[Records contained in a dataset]
·····

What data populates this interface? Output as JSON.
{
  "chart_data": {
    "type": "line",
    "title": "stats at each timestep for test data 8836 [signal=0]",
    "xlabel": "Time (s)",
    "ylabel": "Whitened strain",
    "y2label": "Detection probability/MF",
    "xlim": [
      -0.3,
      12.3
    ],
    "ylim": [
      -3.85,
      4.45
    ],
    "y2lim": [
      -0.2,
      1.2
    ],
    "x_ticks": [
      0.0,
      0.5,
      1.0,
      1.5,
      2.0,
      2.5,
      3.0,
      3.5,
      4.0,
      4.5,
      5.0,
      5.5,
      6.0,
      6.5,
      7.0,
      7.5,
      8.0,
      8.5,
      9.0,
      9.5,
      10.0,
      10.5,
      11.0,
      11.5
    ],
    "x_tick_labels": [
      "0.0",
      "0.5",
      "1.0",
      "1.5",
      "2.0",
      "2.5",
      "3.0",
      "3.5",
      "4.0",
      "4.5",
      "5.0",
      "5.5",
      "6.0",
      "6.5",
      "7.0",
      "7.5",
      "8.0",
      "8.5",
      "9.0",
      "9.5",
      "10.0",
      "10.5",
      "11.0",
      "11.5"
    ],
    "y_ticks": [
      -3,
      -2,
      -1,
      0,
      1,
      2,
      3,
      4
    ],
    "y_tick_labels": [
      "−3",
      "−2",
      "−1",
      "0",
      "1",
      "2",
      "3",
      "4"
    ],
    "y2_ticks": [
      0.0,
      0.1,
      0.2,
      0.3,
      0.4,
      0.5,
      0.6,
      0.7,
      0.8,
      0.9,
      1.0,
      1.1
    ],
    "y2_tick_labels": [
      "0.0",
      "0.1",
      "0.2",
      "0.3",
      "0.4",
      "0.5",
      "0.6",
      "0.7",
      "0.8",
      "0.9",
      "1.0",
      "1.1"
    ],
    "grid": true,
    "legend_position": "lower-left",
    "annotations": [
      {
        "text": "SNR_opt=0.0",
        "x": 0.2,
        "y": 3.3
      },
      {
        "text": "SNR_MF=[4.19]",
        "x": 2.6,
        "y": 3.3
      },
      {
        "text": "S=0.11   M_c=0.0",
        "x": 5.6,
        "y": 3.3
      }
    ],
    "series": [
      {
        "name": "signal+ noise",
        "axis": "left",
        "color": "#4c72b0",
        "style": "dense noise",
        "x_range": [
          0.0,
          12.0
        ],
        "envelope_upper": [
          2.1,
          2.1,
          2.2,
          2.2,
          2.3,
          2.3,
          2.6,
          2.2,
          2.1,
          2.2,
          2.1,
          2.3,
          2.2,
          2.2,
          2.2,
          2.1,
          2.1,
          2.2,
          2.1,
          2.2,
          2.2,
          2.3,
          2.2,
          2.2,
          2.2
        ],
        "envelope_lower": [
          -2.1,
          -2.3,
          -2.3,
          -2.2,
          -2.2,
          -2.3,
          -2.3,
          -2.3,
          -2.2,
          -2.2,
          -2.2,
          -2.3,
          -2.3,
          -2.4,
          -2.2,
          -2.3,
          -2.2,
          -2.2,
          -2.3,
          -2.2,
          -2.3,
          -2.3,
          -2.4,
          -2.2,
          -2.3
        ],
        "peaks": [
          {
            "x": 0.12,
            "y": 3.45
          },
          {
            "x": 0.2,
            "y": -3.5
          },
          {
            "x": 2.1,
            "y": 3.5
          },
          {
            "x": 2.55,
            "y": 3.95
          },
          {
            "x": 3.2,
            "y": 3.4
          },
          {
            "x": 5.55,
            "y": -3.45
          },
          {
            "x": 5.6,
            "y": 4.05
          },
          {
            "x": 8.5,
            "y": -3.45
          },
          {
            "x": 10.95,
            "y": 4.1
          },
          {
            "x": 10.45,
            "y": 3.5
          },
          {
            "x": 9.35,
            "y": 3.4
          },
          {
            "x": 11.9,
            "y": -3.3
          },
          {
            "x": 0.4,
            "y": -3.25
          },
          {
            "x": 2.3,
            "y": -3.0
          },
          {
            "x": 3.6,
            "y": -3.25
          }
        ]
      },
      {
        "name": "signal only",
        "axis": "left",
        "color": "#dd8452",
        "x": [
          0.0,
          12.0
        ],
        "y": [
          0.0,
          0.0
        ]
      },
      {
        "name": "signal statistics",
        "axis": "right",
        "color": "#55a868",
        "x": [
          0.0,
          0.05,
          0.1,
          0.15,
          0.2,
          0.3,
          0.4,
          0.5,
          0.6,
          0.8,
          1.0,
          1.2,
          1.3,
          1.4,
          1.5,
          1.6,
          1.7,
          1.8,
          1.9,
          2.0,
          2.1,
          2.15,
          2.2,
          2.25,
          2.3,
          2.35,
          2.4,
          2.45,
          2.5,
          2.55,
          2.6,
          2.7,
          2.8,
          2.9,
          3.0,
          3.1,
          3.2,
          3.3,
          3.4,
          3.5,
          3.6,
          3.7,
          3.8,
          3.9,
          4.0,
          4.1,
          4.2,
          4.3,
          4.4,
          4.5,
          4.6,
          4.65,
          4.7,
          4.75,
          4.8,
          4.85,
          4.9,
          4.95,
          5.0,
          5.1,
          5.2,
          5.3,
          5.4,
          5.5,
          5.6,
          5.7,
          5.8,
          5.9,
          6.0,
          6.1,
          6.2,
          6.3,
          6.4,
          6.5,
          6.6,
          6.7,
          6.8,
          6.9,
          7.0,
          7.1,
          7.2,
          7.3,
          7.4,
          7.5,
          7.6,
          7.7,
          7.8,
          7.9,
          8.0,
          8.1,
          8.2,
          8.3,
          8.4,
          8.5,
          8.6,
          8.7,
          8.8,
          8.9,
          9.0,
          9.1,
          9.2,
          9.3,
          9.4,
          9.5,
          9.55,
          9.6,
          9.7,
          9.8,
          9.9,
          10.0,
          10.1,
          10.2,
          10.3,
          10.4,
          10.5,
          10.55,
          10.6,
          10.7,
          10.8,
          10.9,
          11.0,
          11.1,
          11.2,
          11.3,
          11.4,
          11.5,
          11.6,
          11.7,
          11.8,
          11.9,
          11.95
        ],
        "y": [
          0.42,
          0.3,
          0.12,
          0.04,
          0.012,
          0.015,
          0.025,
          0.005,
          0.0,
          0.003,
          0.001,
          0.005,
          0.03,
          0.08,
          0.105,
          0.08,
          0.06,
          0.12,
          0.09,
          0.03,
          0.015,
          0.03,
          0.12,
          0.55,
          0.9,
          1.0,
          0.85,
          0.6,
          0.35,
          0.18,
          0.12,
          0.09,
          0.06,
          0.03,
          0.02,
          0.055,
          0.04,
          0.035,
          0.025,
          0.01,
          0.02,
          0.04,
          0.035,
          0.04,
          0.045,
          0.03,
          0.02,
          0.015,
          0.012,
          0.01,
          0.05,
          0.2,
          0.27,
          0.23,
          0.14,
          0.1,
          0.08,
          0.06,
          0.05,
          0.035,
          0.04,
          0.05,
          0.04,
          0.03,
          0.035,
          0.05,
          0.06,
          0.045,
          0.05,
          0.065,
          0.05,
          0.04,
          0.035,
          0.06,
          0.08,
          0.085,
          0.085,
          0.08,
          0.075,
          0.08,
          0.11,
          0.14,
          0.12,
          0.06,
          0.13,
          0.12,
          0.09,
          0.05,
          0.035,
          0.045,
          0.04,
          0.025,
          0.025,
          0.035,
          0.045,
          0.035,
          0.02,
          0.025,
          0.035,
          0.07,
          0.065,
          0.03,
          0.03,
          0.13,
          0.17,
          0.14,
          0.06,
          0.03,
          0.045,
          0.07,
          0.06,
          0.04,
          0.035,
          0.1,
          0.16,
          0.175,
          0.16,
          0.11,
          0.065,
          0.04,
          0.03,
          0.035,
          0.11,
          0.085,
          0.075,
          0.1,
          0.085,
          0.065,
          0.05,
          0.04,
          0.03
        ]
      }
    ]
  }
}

·····

- [Task directions] Pick out all lines containing the string "noise".

- [Answer to the problem]
        "name": "signal+ noise",
        "style": "dense noise",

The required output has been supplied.